Stored items:
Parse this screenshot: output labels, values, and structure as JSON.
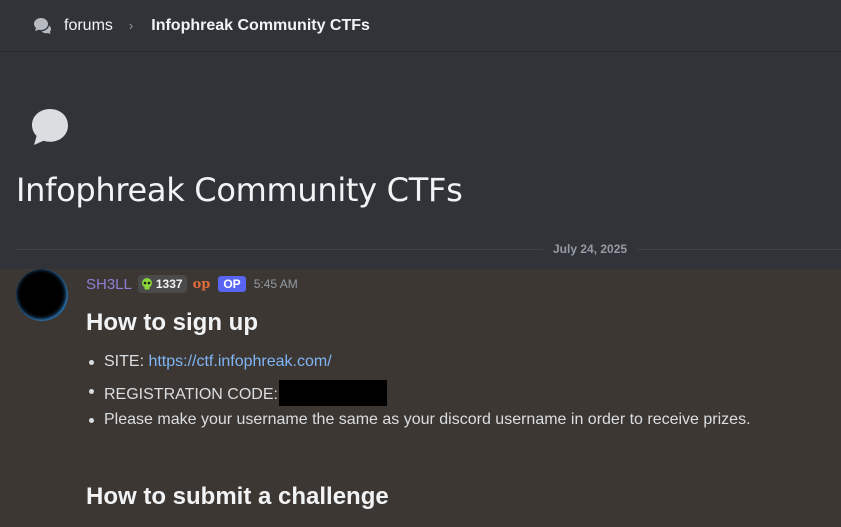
{
  "breadcrumb": {
    "forums_label": "forums",
    "separator": "›",
    "title": "Infophreak Community CTFs"
  },
  "hero": {
    "title": "Infophreak Community CTFs",
    "bubble_icon": "speech-bubble-icon"
  },
  "date_divider": "July 24, 2025",
  "message": {
    "username": "SH3LL",
    "clan_tag": "1337",
    "role_icon": "op",
    "op_badge": "OP",
    "timestamp": "5:45 AM",
    "heading_signup": "How to sign up",
    "bullets": [
      {
        "prefix": "SITE: ",
        "link": "https://ctf.infophreak.com/"
      },
      {
        "prefix": "REGISTRATION CODE:"
      },
      {
        "prefix": "Please make your username the same as your discord username in order to receive prizes."
      }
    ],
    "heading_submit": "How to submit a challenge"
  },
  "colors": {
    "background": "#313338",
    "message_highlight": "#3c3733",
    "username": "#8d7fd6",
    "op_badge": "#5865f2",
    "link": "#7fb5f5"
  }
}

What is required.
Omit the pictures, then quote the rest of the material above exactly.

Output for this exercise.
Parse this screenshot: output labels, values, and structure as JSON.
{
  "breadcrumb": {
    "forums_label": "forums",
    "separator": "›",
    "title": "Infophreak Community CTFs"
  },
  "hero": {
    "title": "Infophreak Community CTFs",
    "bubble_icon": "speech-bubble-icon"
  },
  "date_divider": "July 24, 2025",
  "message": {
    "username": "SH3LL",
    "clan_tag": "1337",
    "role_icon": "op",
    "op_badge": "OP",
    "timestamp": "5:45 AM",
    "heading_signup": "How to sign up",
    "bullets": [
      {
        "prefix": "SITE: ",
        "link": "https://ctf.infophreak.com/"
      },
      {
        "prefix": "REGISTRATION CODE:"
      },
      {
        "prefix": "Please make your username the same as your discord username in order to receive prizes."
      }
    ],
    "heading_submit": "How to submit a challenge"
  },
  "colors": {
    "background": "#313338",
    "message_highlight": "#3c3733",
    "username": "#8d7fd6",
    "op_badge": "#5865f2",
    "link": "#7fb5f5"
  }
}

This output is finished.